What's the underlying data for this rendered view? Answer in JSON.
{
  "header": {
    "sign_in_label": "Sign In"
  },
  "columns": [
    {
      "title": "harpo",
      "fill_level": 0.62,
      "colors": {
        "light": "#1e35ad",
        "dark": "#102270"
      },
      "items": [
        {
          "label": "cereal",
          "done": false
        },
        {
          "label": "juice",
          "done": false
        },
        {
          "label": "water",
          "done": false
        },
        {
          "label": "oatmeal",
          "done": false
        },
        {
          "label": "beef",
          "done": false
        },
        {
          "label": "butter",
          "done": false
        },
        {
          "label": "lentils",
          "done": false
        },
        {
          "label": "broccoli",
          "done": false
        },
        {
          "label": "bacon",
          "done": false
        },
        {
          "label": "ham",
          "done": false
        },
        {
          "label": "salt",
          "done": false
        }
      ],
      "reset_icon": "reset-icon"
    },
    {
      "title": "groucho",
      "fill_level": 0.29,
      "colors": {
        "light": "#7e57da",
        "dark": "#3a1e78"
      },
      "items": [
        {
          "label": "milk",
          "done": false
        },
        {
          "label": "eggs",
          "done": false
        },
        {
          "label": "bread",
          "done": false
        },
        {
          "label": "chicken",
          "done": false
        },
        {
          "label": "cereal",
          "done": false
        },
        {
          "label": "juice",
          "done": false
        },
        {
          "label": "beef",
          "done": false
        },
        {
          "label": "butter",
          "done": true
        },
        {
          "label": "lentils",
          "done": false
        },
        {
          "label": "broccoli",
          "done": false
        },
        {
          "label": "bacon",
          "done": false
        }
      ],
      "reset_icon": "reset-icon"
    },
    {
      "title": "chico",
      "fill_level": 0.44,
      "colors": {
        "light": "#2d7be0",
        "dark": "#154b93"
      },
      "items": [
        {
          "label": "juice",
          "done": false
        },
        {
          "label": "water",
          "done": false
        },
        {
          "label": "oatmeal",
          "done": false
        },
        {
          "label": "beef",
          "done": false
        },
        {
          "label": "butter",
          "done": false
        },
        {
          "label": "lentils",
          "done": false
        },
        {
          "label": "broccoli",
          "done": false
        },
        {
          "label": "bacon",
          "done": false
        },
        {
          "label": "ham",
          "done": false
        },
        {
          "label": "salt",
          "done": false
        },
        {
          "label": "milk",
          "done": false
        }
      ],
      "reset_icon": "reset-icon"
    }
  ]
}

### Required work
Once more, set down the full listing, verbatim.

### The solution
What's the underlying data for this rendered view? Answer in JSON.
{
  "header": {
    "sign_in_label": "Sign In"
  },
  "columns": [
    {
      "title": "harpo",
      "fill_level": 0.62,
      "colors": {
        "light": "#1e35ad",
        "dark": "#102270"
      },
      "items": [
        {
          "label": "cereal",
          "done": false
        },
        {
          "label": "juice",
          "done": false
        },
        {
          "label": "water",
          "done": false
        },
        {
          "label": "oatmeal",
          "done": false
        },
        {
          "label": "beef",
          "done": false
        },
        {
          "label": "butter",
          "done": false
        },
        {
          "label": "lentils",
          "done": false
        },
        {
          "label": "broccoli",
          "done": false
        },
        {
          "label": "bacon",
          "done": false
        },
        {
          "label": "ham",
          "done": false
        },
        {
          "label": "salt",
          "done": false
        }
      ],
      "reset_icon": "reset-icon"
    },
    {
      "title": "groucho",
      "fill_level": 0.29,
      "colors": {
        "light": "#7e57da",
        "dark": "#3a1e78"
      },
      "items": [
        {
          "label": "milk",
          "done": false
        },
        {
          "label": "eggs",
          "done": false
        },
        {
          "label": "bread",
          "done": false
        },
        {
          "label": "chicken",
          "done": false
        },
        {
          "label": "cereal",
          "done": false
        },
        {
          "label": "juice",
          "done": false
        },
        {
          "label": "beef",
          "done": false
        },
        {
          "label": "butter",
          "done": true
        },
        {
          "label": "lentils",
          "done": false
        },
        {
          "label": "broccoli",
          "done": false
        },
        {
          "label": "bacon",
          "done": false
        }
      ],
      "reset_icon": "reset-icon"
    },
    {
      "title": "chico",
      "fill_level": 0.44,
      "colors": {
        "light": "#2d7be0",
        "dark": "#154b93"
      },
      "items": [
        {
          "label": "juice",
          "done": false
        },
        {
          "label": "water",
          "done": false
        },
        {
          "label": "oatmeal",
          "done": false
        },
        {
          "label": "beef",
          "done": false
        },
        {
          "label": "butter",
          "done": false
        },
        {
          "label": "lentils",
          "done": false
        },
        {
          "label": "broccoli",
          "done": false
        },
        {
          "label": "bacon",
          "done": false
        },
        {
          "label": "ham",
          "done": false
        },
        {
          "label": "salt",
          "done": false
        },
        {
          "label": "milk",
          "done": false
        }
      ],
      "reset_icon": "reset-icon"
    }
  ]
}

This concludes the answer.